■ Request ■
From the entries that follow, gather each line holding the word "text".

■ Extracted information ■
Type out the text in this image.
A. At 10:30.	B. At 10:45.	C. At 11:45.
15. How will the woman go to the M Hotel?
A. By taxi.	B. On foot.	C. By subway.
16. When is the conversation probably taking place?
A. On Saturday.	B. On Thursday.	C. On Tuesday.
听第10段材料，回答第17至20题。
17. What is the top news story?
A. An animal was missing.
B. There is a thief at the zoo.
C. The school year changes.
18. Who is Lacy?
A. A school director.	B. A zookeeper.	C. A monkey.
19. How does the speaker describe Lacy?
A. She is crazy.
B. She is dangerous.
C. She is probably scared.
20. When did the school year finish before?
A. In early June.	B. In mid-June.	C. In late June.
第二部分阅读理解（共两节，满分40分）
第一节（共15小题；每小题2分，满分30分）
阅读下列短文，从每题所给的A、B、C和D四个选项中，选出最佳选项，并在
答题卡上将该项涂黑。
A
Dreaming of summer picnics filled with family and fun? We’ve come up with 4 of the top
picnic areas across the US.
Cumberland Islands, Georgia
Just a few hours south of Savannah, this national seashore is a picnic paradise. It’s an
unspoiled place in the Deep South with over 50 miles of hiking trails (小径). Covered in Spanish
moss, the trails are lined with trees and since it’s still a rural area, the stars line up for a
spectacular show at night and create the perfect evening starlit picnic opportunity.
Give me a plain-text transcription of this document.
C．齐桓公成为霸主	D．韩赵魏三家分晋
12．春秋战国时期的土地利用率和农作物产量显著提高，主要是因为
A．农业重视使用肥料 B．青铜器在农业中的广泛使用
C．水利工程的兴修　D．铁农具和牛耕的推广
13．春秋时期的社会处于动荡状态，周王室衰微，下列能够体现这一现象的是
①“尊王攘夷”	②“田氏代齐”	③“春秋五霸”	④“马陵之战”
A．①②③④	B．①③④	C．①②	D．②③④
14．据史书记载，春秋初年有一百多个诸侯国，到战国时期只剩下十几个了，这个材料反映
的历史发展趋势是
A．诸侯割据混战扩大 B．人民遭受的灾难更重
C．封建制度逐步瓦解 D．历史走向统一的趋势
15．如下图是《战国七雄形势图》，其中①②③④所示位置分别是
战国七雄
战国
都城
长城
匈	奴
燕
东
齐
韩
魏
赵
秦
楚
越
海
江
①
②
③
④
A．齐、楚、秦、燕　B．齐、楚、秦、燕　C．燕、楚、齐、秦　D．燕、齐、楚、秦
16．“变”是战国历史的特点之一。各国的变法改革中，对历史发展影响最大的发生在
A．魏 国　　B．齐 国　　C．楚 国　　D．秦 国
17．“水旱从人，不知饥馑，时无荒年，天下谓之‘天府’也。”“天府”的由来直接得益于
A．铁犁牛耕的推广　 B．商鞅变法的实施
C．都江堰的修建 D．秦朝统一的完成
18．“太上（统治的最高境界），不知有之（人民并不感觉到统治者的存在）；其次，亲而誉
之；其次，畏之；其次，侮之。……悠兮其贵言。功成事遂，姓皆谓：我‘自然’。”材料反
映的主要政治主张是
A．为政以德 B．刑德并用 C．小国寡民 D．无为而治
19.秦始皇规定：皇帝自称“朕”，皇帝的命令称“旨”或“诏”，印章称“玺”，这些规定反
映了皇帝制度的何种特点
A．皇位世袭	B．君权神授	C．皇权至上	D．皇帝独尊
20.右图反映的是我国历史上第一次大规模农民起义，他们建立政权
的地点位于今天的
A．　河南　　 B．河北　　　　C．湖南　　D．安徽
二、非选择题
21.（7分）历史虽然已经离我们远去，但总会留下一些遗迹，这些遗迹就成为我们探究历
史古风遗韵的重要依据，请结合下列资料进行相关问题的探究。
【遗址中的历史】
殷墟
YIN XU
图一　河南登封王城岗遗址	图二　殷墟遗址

■ Completed exercise ■
Type out the text in this image.
Give me a plain-text transcription of this document.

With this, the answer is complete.